=== MATERIAL ===

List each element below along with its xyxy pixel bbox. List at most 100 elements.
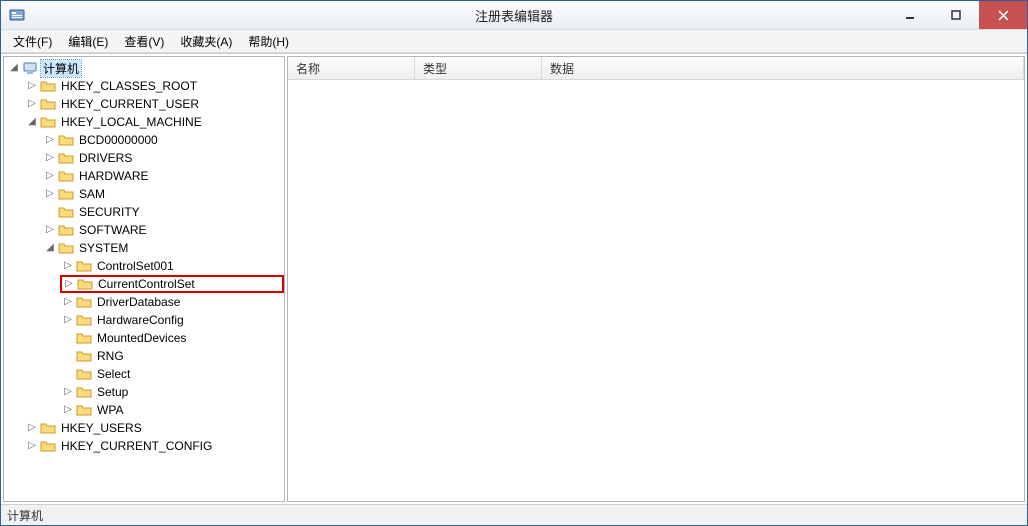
- tree-label: HKEY_CURRENT_USER: [59, 97, 201, 111]
- folder-icon: [58, 132, 74, 148]
- tree-label: Setup: [95, 385, 130, 399]
- status-path: 计算机: [7, 507, 43, 524]
- expand-toggle[interactable]: ▷: [44, 170, 56, 182]
- main-area: ◢ 计算机 ▷ HKEY_CLASSES_ROOT: [1, 53, 1027, 504]
- folder-icon: [76, 294, 92, 310]
- expand-toggle[interactable]: ▷: [26, 80, 38, 92]
- list-header: 名称 类型 数据: [288, 57, 1024, 80]
- computer-icon: [22, 60, 38, 76]
- tree-node-hku[interactable]: ▷ HKEY_USERS: [24, 419, 284, 437]
- expand-toggle[interactable]: ▷: [62, 404, 74, 416]
- tree-label: BCD00000000: [77, 133, 160, 147]
- tree-label: HKEY_LOCAL_MACHINE: [59, 115, 204, 129]
- tree-node-rng[interactable]: RNG: [60, 347, 284, 365]
- tree-label: WPA: [95, 403, 125, 417]
- tree-label: CurrentControlSet: [96, 277, 197, 291]
- app-icon: [9, 7, 25, 23]
- tree-node-software[interactable]: ▷SOFTWARE: [42, 221, 284, 239]
- tree-node-security[interactable]: SECURITY: [42, 203, 284, 221]
- tree-node-system[interactable]: ◢ SYSTEM ▷ControlSet001 ▷: [42, 239, 284, 419]
- annotation-highlight: ▷ CurrentControlSet: [60, 275, 284, 293]
- expand-toggle[interactable]: ▷: [62, 296, 74, 308]
- tree-node-drivers[interactable]: ▷ DRIVERS: [42, 149, 284, 167]
- column-data[interactable]: 数据: [542, 57, 1024, 79]
- tree-node-sam[interactable]: ▷SAM: [42, 185, 284, 203]
- tree-label: HKEY_CURRENT_CONFIG: [59, 439, 214, 453]
- expand-toggle[interactable]: ▷: [62, 386, 74, 398]
- expand-toggle[interactable]: ◢: [26, 116, 38, 128]
- tree-node-cs001[interactable]: ▷ControlSet001: [60, 257, 284, 275]
- folder-icon: [58, 150, 74, 166]
- menubar: 文件(F) 编辑(E) 查看(V) 收藏夹(A) 帮助(H): [1, 30, 1027, 53]
- menu-file[interactable]: 文件(F): [5, 31, 60, 52]
- tree-node-setup[interactable]: ▷ Setup: [60, 383, 284, 401]
- menu-help[interactable]: 帮助(H): [240, 31, 297, 52]
- expand-toggle[interactable]: ▷: [63, 278, 75, 290]
- tree-label: SECURITY: [77, 205, 142, 219]
- tree-label: DriverDatabase: [95, 295, 182, 309]
- expand-toggle[interactable]: ◢: [44, 242, 56, 254]
- folder-icon: [58, 222, 74, 238]
- folder-icon: [58, 186, 74, 202]
- tree-node-hkcr[interactable]: ▷ HKEY_CLASSES_ROOT: [24, 77, 284, 95]
- folder-icon: [58, 204, 74, 220]
- folder-icon: [76, 366, 92, 382]
- tree-node-hklm[interactable]: ◢ HKEY_LOCAL_MACHINE ▷ BCD00000000 ▷ DRIVE…: [24, 113, 284, 419]
- tree-node-driverdatabase[interactable]: ▷ DriverDatabase: [60, 293, 284, 311]
- tree-pane[interactable]: ◢ 计算机 ▷ HKEY_CLASSES_ROOT: [3, 56, 285, 502]
- tree-label: RNG: [95, 349, 126, 363]
- menu-view[interactable]: 查看(V): [116, 31, 172, 52]
- titlebar: 注册表编辑器: [1, 1, 1027, 30]
- folder-icon: [58, 240, 74, 256]
- tree-node-bcd[interactable]: ▷ BCD00000000: [42, 131, 284, 149]
- tree-node-hkcu[interactable]: ▷ HKEY_CURRENT_USER: [24, 95, 284, 113]
- expand-toggle[interactable]: ▷: [62, 314, 74, 326]
- folder-icon: [40, 420, 56, 436]
- tree-node-select[interactable]: Select: [60, 365, 284, 383]
- tree-label: Select: [95, 367, 132, 381]
- tree-node-hkcc[interactable]: ▷ HKEY_CURRENT_CONFIG: [24, 437, 284, 455]
- folder-icon: [40, 78, 56, 94]
- expand-toggle[interactable]: ▷: [26, 98, 38, 110]
- column-name[interactable]: 名称: [288, 57, 415, 79]
- expand-toggle[interactable]: ▷: [26, 422, 38, 434]
- expand-toggle[interactable]: ▷: [26, 440, 38, 452]
- column-type[interactable]: 类型: [415, 57, 542, 79]
- tree-node-computer[interactable]: ◢ 计算机 ▷ HKEY_CLASSES_ROOT: [6, 59, 284, 455]
- folder-icon: [40, 114, 56, 130]
- tree-label: 计算机: [41, 60, 81, 77]
- tree-node-currentcontrolset[interactable]: ▷ CurrentControlSet: [60, 275, 284, 293]
- folder-icon: [40, 96, 56, 112]
- folder-icon: [58, 168, 74, 184]
- list-pane[interactable]: 名称 类型 数据: [287, 56, 1025, 502]
- expand-toggle[interactable]: ▷: [44, 224, 56, 236]
- list-body: [288, 80, 1024, 501]
- folder-icon: [76, 258, 92, 274]
- expand-toggle[interactable]: ▷: [44, 152, 56, 164]
- tree-label: HardwareConfig: [95, 313, 186, 327]
- folder-icon: [76, 384, 92, 400]
- expand-toggle[interactable]: ◢: [8, 62, 20, 74]
- folder-icon: [76, 402, 92, 418]
- tree-node-hardwareconfig[interactable]: ▷ HardwareConfig: [60, 311, 284, 329]
- registry-editor-window: 注册表编辑器 文件(F) 编辑(E) 查看(V) 收藏夹(A) 帮助(H): [0, 0, 1028, 526]
- tree-node-mounteddevices[interactable]: MountedDevices: [60, 329, 284, 347]
- tree-node-wpa[interactable]: ▷ WPA: [60, 401, 284, 419]
- folder-icon: [76, 330, 92, 346]
- close-button[interactable]: [979, 1, 1027, 29]
- minimize-button[interactable]: [887, 1, 933, 29]
- tree-label: HKEY_CLASSES_ROOT: [59, 79, 199, 93]
- window-title: 注册表编辑器: [1, 6, 1027, 25]
- expand-toggle[interactable]: ▷: [44, 188, 56, 200]
- tree-label: MountedDevices: [95, 331, 188, 345]
- statusbar: 计算机: [1, 504, 1027, 525]
- expand-toggle[interactable]: ▷: [62, 260, 74, 272]
- tree-node-hardware[interactable]: ▷HARDWARE: [42, 167, 284, 185]
- folder-icon: [76, 312, 92, 328]
- folder-icon: [40, 438, 56, 454]
- menu-edit[interactable]: 编辑(E): [60, 31, 116, 52]
- maximize-button[interactable]: [933, 1, 979, 29]
- menu-favorites[interactable]: 收藏夹(A): [172, 31, 240, 52]
- expand-toggle[interactable]: ▷: [44, 134, 56, 146]
- tree-label: DRIVERS: [77, 151, 134, 165]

===

THE TASK »
Copy all of the items above line for line, without changing anything, and leave the pictures out of your answer.

REPLY »
List each element below along with its xyxy pixel bbox. List at most 100 elements.
- tree-label: HKEY_CURRENT_USER: [59, 97, 201, 111]
- folder-icon: [58, 132, 74, 148]
- tree-label: Setup: [95, 385, 130, 399]
- status-path: 计算机: [7, 507, 43, 524]
- expand-toggle[interactable]: ▷: [44, 170, 56, 182]
- main-area: ◢ 计算机 ▷ HKEY_CLASSES_ROOT: [1, 53, 1027, 504]
- folder-icon: [76, 294, 92, 310]
- expand-toggle[interactable]: ▷: [26, 80, 38, 92]
- list-header: 名称 类型 数据: [288, 57, 1024, 80]
- computer-icon: [22, 60, 38, 76]
- tree-node-hku[interactable]: ▷ HKEY_USERS: [24, 419, 284, 437]
- expand-toggle[interactable]: ▷: [62, 404, 74, 416]
- tree-label: BCD00000000: [77, 133, 160, 147]
- tree-label: HKEY_LOCAL_MACHINE: [59, 115, 204, 129]
- tree-node-rng[interactable]: RNG: [60, 347, 284, 365]
- tree-label: WPA: [95, 403, 125, 417]
- tree-label: CurrentControlSet: [96, 277, 197, 291]
- app-icon: [9, 7, 25, 23]
- tree-node-software[interactable]: ▷SOFTWARE: [42, 221, 284, 239]
- tree-node-security[interactable]: SECURITY: [42, 203, 284, 221]
- tree-node-system[interactable]: ◢ SYSTEM ▷ControlSet001 ▷: [42, 239, 284, 419]
- annotation-highlight: ▷ CurrentControlSet: [60, 275, 284, 293]
- expand-toggle[interactable]: ▷: [62, 296, 74, 308]
- tree-node-drivers[interactable]: ▷ DRIVERS: [42, 149, 284, 167]
- column-data[interactable]: 数据: [542, 57, 1024, 79]
- tree-node-sam[interactable]: ▷SAM: [42, 185, 284, 203]
- tree-label: HKEY_CURRENT_CONFIG: [59, 439, 214, 453]
- expand-toggle[interactable]: ▷: [62, 386, 74, 398]
- expand-toggle[interactable]: ◢: [26, 116, 38, 128]
- tree-node-cs001[interactable]: ▷ControlSet001: [60, 257, 284, 275]
- folder-icon: [58, 150, 74, 166]
- menubar: 文件(F) 编辑(E) 查看(V) 收藏夹(A) 帮助(H): [1, 30, 1027, 53]
- menu-file[interactable]: 文件(F): [5, 31, 60, 52]
- tree-node-setup[interactable]: ▷ Setup: [60, 383, 284, 401]
- menu-help[interactable]: 帮助(H): [240, 31, 297, 52]
- expand-toggle[interactable]: ▷: [63, 278, 75, 290]
- tree-label: SECURITY: [77, 205, 142, 219]
- tree-label: DriverDatabase: [95, 295, 182, 309]
- expand-toggle[interactable]: ◢: [44, 242, 56, 254]
- folder-icon: [58, 222, 74, 238]
- folder-icon: [58, 186, 74, 202]
- tree-node-hkcr[interactable]: ▷ HKEY_CLASSES_ROOT: [24, 77, 284, 95]
- folder-icon: [58, 204, 74, 220]
- folder-icon: [76, 366, 92, 382]
- tree-node-hklm[interactable]: ◢ HKEY_LOCAL_MACHINE ▷ BCD00000000 ▷ DRIVE…: [24, 113, 284, 419]
- tree-node-driverdatabase[interactable]: ▷ DriverDatabase: [60, 293, 284, 311]
- tree-pane[interactable]: ◢ 计算机 ▷ HKEY_CLASSES_ROOT: [3, 56, 285, 502]
- tree-label: RNG: [95, 349, 126, 363]
- menu-view[interactable]: 查看(V): [116, 31, 172, 52]
- titlebar: 注册表编辑器: [1, 1, 1027, 30]
- folder-icon: [58, 240, 74, 256]
- tree-node-bcd[interactable]: ▷ BCD00000000: [42, 131, 284, 149]
- tree-node-hkcu[interactable]: ▷ HKEY_CURRENT_USER: [24, 95, 284, 113]
- expand-toggle[interactable]: ▷: [62, 314, 74, 326]
- folder-icon: [40, 420, 56, 436]
- tree-node-select[interactable]: Select: [60, 365, 284, 383]
- tree-label: Select: [95, 367, 132, 381]
- tree-node-hkcc[interactable]: ▷ HKEY_CURRENT_CONFIG: [24, 437, 284, 455]
- folder-icon: [40, 78, 56, 94]
- expand-toggle[interactable]: ▷: [26, 98, 38, 110]
- column-name[interactable]: 名称: [288, 57, 415, 79]
- expand-toggle[interactable]: ▷: [26, 422, 38, 434]
- expand-toggle[interactable]: ▷: [26, 440, 38, 452]
- column-type[interactable]: 类型: [415, 57, 542, 79]
- tree-node-computer[interactable]: ◢ 计算机 ▷ HKEY_CLASSES_ROOT: [6, 59, 284, 455]
- folder-icon: [40, 114, 56, 130]
- tree-label: 计算机: [41, 60, 81, 77]
- tree-node-currentcontrolset[interactable]: ▷ CurrentControlSet: [60, 275, 284, 293]
- folder-icon: [40, 96, 56, 112]
- folder-icon: [58, 168, 74, 184]
- list-pane[interactable]: 名称 类型 数据: [287, 56, 1025, 502]
- expand-toggle[interactable]: ▷: [44, 224, 56, 236]
- list-body: [288, 80, 1024, 501]
- folder-icon: [76, 258, 92, 274]
- expand-toggle[interactable]: ▷: [44, 152, 56, 164]
- tree-label: HardwareConfig: [95, 313, 186, 327]
- folder-icon: [76, 384, 92, 400]
- expand-toggle[interactable]: ◢: [8, 62, 20, 74]
- folder-icon: [76, 402, 92, 418]
- tree-node-hardwareconfig[interactable]: ▷ HardwareConfig: [60, 311, 284, 329]
- registry-editor-window: 注册表编辑器 文件(F) 编辑(E) 查看(V) 收藏夹(A) 帮助(H): [0, 0, 1028, 526]
- tree-node-mounteddevices[interactable]: MountedDevices: [60, 329, 284, 347]
- tree-node-wpa[interactable]: ▷ WPA: [60, 401, 284, 419]
- folder-icon: [76, 330, 92, 346]
- close-button[interactable]: [979, 1, 1027, 29]
- minimize-button[interactable]: [887, 1, 933, 29]
- tree-label: HKEY_CLASSES_ROOT: [59, 79, 199, 93]
- window-title: 注册表编辑器: [1, 6, 1027, 25]
- expand-toggle[interactable]: ▷: [44, 188, 56, 200]
- tree-label: MountedDevices: [95, 331, 188, 345]
- statusbar: 计算机: [1, 504, 1027, 525]
- expand-toggle[interactable]: ▷: [62, 260, 74, 272]
- tree-node-hardware[interactable]: ▷HARDWARE: [42, 167, 284, 185]
- folder-icon: [76, 312, 92, 328]
- folder-icon: [40, 438, 56, 454]
- menu-edit[interactable]: 编辑(E): [60, 31, 116, 52]
- maximize-button[interactable]: [933, 1, 979, 29]
- menu-favorites[interactable]: 收藏夹(A): [172, 31, 240, 52]
- expand-toggle[interactable]: ▷: [44, 134, 56, 146]
- tree-label: DRIVERS: [77, 151, 134, 165]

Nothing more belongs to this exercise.